[DATA ROWS]
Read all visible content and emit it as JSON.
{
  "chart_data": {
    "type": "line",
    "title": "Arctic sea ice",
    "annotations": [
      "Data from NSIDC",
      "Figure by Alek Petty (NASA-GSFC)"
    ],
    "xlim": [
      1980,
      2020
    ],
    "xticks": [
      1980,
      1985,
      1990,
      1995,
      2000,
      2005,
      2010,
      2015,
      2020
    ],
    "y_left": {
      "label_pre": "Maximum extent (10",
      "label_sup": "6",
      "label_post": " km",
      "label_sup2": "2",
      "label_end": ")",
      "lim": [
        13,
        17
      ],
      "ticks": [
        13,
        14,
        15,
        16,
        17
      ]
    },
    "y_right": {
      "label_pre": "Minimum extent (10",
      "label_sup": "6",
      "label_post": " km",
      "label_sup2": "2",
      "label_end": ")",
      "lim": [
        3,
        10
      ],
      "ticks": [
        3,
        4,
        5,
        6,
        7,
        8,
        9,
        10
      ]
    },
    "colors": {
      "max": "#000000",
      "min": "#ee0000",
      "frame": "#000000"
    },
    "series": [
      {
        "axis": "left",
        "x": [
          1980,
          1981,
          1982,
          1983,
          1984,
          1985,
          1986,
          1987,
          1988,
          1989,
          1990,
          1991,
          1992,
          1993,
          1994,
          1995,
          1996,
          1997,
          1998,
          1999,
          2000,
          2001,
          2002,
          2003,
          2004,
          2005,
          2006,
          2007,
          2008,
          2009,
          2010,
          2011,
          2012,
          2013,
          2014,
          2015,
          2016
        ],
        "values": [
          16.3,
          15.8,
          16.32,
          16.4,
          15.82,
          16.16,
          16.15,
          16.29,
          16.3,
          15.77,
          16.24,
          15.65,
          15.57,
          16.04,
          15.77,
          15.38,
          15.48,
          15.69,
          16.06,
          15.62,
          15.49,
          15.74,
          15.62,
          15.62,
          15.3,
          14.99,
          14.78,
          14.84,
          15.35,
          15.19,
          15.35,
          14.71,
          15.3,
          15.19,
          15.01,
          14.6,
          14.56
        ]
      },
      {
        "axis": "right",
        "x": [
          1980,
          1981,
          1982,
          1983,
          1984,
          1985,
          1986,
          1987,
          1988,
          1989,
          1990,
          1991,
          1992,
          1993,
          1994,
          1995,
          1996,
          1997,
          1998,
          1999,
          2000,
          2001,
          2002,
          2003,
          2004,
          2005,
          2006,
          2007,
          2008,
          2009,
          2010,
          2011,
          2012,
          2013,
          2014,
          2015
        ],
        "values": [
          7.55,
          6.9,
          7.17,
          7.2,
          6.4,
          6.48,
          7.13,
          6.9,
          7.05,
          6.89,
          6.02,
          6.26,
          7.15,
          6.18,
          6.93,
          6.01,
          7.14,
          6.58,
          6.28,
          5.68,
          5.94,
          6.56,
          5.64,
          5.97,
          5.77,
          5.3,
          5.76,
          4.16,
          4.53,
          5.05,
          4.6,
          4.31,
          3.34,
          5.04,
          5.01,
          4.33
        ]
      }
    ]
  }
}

[WRITTEN PROBLEM]
Isolate the lines that hold the word "extent" and copy all of them.

[TASK SOLUTION]
      "label_pre": "Maximum extent (10",
      "label_pre": "Minimum extent (10",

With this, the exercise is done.